Record excerpts:
++++++
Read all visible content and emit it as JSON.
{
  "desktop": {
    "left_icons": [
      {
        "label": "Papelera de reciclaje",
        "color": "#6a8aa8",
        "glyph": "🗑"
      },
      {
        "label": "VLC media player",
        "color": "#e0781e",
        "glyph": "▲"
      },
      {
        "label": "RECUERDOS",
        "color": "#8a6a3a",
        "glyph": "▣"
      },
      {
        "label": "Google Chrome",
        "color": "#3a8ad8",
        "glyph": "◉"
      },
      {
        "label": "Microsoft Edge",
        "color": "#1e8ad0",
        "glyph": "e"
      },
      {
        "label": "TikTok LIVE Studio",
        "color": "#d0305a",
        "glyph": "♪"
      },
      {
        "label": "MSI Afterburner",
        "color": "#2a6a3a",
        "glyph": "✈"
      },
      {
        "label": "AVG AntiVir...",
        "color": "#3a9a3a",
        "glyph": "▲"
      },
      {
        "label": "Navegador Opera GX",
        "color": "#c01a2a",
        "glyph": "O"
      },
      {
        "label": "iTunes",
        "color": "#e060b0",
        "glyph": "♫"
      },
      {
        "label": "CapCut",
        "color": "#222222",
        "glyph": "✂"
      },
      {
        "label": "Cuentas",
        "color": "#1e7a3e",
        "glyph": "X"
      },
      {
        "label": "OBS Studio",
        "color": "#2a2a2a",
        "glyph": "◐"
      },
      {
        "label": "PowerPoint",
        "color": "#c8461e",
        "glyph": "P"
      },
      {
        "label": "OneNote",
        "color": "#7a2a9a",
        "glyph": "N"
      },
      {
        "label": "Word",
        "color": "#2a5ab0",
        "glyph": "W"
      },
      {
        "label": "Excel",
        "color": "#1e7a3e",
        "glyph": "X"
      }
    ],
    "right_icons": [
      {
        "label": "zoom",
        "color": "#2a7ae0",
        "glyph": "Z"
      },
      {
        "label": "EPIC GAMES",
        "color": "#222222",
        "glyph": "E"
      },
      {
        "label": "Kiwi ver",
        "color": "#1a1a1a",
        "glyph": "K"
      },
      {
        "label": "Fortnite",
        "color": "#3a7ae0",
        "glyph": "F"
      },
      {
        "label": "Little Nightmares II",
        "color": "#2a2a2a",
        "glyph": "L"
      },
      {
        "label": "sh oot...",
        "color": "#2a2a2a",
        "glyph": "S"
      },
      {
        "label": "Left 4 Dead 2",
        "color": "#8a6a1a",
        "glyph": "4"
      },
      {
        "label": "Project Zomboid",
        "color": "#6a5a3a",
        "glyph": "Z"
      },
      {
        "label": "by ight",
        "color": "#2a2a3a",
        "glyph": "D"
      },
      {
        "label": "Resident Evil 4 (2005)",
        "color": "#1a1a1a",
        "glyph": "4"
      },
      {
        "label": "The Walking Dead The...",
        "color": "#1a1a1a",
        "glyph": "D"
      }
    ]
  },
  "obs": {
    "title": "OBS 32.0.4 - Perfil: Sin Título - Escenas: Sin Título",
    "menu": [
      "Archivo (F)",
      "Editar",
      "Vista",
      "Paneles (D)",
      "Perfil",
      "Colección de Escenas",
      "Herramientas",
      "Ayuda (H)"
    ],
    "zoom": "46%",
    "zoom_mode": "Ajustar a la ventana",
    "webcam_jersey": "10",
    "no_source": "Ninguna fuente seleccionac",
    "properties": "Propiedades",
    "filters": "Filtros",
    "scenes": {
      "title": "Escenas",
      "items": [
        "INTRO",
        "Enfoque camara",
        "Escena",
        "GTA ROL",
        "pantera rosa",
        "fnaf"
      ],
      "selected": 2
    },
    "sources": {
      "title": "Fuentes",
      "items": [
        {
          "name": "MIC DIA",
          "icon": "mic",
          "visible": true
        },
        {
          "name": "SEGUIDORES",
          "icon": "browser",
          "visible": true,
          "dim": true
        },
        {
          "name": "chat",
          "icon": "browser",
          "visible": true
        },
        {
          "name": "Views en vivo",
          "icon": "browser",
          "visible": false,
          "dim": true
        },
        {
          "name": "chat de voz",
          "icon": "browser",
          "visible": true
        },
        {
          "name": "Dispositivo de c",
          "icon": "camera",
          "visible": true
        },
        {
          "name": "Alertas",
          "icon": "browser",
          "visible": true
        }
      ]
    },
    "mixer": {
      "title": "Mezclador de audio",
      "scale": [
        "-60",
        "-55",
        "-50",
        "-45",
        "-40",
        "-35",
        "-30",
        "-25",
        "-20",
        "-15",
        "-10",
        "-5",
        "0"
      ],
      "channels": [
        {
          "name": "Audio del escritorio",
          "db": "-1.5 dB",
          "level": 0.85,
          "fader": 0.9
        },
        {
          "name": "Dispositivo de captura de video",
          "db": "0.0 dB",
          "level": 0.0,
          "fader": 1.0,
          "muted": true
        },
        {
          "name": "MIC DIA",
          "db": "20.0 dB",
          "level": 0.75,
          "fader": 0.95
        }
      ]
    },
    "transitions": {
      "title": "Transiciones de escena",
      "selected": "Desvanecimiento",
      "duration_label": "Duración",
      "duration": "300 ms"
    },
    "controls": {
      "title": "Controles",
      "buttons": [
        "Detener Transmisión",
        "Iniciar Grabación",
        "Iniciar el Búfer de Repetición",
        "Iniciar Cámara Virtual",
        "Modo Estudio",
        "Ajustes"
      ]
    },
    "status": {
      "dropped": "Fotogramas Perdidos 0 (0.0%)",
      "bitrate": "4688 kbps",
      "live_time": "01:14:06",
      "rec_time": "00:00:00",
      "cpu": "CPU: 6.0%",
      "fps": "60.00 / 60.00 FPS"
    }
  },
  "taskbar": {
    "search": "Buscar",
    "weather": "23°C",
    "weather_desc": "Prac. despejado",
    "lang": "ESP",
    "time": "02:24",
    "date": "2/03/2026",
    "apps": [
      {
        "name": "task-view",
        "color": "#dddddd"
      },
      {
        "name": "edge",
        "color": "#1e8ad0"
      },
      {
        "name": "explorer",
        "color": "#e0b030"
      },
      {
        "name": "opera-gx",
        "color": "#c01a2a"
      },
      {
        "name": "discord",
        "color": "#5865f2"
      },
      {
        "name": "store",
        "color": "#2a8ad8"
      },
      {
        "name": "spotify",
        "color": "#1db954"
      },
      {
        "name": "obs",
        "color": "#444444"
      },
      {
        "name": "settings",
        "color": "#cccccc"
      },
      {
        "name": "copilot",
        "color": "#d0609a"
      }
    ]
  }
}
++++++
Look for the word "Dispositivo" in every line of the listing and copy the lines that have it.

Solved problem:
          "name": "Dispositivo de c",
          "name": "Dispositivo de captura de video",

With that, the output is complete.